(Collected data entries)
— Begin —
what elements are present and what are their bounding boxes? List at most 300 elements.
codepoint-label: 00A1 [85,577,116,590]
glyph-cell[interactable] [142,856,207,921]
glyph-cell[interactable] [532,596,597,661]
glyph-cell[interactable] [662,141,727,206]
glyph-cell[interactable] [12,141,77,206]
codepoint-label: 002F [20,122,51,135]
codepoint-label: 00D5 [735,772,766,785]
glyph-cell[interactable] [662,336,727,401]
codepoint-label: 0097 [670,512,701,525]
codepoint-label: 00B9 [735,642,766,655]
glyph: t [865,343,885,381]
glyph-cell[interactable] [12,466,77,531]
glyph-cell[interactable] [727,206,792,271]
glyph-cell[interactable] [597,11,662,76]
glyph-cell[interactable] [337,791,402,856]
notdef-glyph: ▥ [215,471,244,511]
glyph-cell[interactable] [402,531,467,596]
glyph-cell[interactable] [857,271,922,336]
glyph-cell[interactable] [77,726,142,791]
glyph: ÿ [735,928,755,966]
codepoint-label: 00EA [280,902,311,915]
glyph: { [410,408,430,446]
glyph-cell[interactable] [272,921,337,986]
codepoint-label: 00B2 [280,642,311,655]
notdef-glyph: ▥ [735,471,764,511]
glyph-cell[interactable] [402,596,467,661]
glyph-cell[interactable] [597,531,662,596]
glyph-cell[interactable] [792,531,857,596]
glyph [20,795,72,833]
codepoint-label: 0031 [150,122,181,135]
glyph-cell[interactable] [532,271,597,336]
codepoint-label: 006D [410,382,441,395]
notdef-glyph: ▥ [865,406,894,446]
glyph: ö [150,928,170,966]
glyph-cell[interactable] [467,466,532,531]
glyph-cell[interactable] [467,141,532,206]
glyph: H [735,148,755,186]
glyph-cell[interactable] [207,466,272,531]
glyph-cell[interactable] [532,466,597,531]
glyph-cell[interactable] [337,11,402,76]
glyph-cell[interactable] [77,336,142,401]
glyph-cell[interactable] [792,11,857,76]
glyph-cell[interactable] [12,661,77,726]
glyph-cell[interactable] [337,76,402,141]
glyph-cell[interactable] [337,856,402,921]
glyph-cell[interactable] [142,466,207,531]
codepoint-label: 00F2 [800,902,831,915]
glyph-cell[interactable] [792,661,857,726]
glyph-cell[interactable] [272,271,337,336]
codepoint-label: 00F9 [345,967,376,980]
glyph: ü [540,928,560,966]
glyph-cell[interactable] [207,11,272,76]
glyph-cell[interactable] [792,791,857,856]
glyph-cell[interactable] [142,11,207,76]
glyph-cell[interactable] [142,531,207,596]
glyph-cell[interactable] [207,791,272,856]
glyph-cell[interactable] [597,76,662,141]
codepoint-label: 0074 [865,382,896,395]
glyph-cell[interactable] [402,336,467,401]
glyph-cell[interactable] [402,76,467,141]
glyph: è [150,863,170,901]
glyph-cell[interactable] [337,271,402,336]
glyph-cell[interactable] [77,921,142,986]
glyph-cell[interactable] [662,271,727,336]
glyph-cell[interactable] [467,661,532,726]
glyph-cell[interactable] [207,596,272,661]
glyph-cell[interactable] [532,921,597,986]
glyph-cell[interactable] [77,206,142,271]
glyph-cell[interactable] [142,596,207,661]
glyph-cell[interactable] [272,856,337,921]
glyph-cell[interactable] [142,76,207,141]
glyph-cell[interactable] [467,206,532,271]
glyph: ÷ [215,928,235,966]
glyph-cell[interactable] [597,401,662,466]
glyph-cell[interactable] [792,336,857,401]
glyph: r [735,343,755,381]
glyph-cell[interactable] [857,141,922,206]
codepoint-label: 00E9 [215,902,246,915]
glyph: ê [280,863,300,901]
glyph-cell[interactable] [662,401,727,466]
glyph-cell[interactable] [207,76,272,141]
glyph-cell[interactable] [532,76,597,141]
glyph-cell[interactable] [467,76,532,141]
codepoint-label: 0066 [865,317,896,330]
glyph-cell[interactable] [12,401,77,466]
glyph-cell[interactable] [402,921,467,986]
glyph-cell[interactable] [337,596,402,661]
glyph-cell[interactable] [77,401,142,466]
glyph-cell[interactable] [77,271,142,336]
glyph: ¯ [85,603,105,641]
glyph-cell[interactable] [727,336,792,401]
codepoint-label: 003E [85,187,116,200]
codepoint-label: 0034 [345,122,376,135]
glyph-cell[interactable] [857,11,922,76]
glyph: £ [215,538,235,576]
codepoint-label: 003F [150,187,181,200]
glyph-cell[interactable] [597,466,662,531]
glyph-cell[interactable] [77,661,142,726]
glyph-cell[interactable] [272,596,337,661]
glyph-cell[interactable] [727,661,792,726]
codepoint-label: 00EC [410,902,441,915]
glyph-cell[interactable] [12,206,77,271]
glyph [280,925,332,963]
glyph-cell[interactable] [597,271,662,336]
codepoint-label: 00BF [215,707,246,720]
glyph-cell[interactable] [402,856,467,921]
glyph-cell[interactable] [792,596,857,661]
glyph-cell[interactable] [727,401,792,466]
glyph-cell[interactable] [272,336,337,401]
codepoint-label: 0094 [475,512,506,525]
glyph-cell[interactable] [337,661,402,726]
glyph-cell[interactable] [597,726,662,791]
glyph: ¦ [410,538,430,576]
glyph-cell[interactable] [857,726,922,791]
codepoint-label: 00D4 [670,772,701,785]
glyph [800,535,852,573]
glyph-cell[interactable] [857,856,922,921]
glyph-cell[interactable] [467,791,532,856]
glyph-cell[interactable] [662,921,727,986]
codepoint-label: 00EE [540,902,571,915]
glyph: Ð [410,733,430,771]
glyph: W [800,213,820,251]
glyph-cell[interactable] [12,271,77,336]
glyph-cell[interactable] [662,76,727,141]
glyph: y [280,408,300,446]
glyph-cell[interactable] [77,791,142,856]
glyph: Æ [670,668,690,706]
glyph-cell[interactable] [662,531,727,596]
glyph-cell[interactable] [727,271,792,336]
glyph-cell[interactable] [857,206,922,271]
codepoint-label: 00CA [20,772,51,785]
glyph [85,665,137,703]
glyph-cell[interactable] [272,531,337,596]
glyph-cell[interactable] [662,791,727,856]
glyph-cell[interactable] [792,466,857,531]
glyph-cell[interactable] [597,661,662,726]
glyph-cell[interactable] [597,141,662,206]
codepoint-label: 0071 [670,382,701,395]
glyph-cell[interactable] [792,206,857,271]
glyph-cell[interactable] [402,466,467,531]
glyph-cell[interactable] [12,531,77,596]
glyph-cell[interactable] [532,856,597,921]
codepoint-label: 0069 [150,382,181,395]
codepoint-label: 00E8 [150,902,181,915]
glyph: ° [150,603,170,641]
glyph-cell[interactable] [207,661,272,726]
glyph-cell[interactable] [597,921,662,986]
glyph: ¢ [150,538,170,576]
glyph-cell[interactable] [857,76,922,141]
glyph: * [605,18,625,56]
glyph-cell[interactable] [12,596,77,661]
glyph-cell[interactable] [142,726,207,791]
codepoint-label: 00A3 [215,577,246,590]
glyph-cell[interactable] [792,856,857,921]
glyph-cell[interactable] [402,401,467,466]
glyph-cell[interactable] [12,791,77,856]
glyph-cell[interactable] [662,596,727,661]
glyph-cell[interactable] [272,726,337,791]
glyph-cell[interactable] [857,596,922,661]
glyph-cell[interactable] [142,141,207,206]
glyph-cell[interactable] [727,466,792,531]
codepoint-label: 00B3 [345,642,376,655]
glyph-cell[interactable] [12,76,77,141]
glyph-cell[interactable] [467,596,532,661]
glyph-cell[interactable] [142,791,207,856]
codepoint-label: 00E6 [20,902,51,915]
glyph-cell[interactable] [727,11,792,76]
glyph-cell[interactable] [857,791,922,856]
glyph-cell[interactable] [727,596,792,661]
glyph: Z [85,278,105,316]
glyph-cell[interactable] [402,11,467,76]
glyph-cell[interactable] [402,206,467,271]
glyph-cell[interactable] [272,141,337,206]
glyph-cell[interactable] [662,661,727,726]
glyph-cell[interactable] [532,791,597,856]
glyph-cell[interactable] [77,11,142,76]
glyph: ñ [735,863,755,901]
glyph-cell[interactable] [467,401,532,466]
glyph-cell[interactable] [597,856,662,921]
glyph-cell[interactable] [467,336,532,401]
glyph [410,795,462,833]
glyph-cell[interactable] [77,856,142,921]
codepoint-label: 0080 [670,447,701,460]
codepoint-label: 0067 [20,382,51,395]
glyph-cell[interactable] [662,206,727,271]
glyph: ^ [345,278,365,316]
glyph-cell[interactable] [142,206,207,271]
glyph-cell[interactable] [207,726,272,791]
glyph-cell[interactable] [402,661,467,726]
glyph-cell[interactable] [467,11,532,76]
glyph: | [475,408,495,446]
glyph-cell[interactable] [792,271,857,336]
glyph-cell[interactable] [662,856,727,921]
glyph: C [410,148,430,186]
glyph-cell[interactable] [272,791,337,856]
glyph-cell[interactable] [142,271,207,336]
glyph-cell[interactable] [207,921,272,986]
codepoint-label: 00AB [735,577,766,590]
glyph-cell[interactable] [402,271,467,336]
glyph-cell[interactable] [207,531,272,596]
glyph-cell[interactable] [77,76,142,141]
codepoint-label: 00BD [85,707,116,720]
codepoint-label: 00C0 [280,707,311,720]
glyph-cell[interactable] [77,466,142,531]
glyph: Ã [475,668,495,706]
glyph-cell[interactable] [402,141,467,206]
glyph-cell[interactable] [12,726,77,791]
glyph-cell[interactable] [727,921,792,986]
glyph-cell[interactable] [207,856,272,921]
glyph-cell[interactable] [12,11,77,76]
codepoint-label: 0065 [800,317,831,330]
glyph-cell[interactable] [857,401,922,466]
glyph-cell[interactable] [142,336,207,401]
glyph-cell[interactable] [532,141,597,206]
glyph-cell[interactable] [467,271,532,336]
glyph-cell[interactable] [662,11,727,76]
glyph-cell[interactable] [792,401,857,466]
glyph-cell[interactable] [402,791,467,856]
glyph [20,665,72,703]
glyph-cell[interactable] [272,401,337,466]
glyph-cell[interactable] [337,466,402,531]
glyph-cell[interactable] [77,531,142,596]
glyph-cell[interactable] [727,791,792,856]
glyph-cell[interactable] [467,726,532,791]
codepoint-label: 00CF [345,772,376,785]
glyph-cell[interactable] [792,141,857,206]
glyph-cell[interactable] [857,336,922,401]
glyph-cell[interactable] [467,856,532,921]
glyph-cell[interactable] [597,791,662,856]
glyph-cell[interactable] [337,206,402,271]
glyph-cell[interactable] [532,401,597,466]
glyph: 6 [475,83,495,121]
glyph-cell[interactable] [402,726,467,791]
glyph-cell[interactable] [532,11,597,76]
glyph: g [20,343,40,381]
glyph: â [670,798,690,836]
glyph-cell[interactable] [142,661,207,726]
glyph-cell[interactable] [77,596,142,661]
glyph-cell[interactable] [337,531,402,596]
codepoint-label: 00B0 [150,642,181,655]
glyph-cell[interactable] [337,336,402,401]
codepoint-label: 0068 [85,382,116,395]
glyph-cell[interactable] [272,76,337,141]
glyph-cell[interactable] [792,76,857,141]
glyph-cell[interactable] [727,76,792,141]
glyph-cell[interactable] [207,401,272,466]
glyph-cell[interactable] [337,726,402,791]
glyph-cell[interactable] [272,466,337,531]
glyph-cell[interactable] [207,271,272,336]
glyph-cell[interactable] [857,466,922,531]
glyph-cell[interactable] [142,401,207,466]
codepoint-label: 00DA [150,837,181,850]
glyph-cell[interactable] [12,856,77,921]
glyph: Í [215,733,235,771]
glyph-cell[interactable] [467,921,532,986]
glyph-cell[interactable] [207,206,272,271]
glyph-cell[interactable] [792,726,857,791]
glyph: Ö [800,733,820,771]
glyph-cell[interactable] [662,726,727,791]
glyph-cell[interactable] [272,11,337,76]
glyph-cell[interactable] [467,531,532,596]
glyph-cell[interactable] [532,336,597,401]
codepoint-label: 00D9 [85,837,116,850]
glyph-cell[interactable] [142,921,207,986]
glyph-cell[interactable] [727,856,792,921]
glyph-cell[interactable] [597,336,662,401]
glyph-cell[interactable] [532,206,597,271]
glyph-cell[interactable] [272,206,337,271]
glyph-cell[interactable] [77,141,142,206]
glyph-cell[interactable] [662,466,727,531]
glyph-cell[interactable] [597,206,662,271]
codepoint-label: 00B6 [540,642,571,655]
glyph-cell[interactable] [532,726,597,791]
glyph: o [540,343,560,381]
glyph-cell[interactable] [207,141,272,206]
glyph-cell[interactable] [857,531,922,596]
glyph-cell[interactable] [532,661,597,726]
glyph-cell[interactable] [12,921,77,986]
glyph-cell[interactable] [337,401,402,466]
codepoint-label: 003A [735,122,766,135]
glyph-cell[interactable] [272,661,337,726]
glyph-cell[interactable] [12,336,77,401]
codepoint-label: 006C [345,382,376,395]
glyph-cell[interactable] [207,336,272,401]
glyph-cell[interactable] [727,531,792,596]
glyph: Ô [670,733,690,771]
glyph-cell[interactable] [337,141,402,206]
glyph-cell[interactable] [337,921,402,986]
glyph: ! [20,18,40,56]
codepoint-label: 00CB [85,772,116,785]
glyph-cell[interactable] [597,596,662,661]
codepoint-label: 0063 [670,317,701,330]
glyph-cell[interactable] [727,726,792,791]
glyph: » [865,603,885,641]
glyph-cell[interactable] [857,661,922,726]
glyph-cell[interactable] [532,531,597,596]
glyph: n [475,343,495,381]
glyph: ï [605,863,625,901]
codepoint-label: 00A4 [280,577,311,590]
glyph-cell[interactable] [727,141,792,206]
— End —
| What the exercise asks |
Reproduce the lines of the collected data entries above, starting at the first line and ending at the line containing "codepoint-label: 0097 [670,512,701,525]". Keep every character unchanged.

| Answer to the problem |
what elements are present and what are their bounding boxes? List at most 300 elements.
codepoint-label: 00A1 [85,577,116,590]
glyph-cell[interactable] [142,856,207,921]
glyph-cell[interactable] [532,596,597,661]
glyph-cell[interactable] [662,141,727,206]
glyph-cell[interactable] [12,141,77,206]
codepoint-label: 002F [20,122,51,135]
codepoint-label: 00D5 [735,772,766,785]
glyph-cell[interactable] [662,336,727,401]
codepoint-label: 0097 [670,512,701,525]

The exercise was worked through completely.